What you will do =
Gather all lines with the word "Time" in them.

Provided material =

-- start --

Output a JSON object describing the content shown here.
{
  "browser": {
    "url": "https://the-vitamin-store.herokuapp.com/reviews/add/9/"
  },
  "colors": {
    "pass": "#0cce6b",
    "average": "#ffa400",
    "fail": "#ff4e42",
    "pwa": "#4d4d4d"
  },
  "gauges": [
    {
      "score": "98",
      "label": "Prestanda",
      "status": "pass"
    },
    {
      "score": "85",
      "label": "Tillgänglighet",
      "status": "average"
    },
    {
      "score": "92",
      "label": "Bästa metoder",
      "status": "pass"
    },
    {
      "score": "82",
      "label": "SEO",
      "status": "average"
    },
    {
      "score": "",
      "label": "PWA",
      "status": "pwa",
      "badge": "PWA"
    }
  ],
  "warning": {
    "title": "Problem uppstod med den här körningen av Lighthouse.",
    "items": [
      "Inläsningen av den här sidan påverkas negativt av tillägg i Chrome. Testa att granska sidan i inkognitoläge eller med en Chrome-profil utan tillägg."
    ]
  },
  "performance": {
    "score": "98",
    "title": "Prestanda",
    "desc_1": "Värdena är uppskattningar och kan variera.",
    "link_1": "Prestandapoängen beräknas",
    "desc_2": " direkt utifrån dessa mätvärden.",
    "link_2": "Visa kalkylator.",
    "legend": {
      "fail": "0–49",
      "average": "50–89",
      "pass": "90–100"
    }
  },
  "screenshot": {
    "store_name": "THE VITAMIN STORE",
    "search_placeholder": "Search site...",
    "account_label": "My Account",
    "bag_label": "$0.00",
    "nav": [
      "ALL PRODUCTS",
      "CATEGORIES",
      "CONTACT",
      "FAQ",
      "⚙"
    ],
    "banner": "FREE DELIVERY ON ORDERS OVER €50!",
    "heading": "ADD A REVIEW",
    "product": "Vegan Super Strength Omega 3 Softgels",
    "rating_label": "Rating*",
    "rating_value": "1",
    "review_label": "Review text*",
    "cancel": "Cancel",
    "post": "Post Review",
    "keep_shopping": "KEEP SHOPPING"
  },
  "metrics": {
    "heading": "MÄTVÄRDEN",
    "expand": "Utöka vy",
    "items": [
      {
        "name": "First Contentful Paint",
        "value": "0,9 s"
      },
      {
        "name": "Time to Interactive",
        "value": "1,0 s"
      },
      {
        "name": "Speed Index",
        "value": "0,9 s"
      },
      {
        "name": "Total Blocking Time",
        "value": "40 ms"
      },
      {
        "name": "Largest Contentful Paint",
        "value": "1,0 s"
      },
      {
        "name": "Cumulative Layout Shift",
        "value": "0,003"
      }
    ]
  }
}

-- end --

Response to this exercise =
        "name": "Time to Interactive",
        "name": "Total Blocking Time",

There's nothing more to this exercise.